ITEMS
[start]
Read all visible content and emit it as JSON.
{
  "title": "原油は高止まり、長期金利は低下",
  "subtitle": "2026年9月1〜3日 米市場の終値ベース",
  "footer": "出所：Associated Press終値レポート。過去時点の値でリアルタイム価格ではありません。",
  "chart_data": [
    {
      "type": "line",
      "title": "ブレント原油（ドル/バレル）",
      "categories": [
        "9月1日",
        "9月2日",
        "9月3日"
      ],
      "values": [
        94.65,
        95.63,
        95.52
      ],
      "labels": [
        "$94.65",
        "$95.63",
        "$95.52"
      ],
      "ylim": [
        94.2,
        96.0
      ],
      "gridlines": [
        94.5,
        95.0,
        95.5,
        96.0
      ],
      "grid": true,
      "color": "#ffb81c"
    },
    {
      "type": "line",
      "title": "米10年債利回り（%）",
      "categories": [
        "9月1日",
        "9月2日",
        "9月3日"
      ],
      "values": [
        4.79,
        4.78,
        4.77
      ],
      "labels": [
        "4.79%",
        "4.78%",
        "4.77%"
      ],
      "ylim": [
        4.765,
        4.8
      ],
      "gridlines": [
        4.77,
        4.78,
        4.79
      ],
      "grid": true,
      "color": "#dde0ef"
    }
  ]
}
[end]
WHAT THIS TASK INVOLVES
Take the entries and copy them out exactly.

SOLUTION TO THIS EXERCISE
Read all visible content and emit it as JSON.
{
  "title": "原油は高止まり、長期金利は低下",
  "subtitle": "2026年9月1〜3日 米市場の終値ベース",
  "footer": "出所：Associated Press終値レポート。過去時点の値でリアルタイム価格ではありません。",
  "chart_data": [
    {
      "type": "line",
      "title": "ブレント原油（ドル/バレル）",
      "categories": [
        "9月1日",
        "9月2日",
        "9月3日"
      ],
      "values": [
        94.65,
        95.63,
        95.52
      ],
      "labels": [
        "$94.65",
        "$95.63",
        "$95.52"
      ],
      "ylim": [
        94.2,
        96.0
      ],
      "gridlines": [
        94.5,
        95.0,
        95.5,
        96.0
      ],
      "grid": true,
      "color": "#ffb81c"
    },
    {
      "type": "line",
      "title": "米10年債利回り（%）",
      "categories": [
        "9月1日",
        "9月2日",
        "9月3日"
      ],
      "values": [
        4.79,
        4.78,
        4.77
      ],
      "labels": [
        "4.79%",
        "4.78%",
        "4.77%"
      ],
      "ylim": [
        4.765,
        4.8
      ],
      "gridlines": [
        4.77,
        4.78,
        4.79
      ],
      "grid": true,
      "color": "#dde0ef"
    }
  ]
}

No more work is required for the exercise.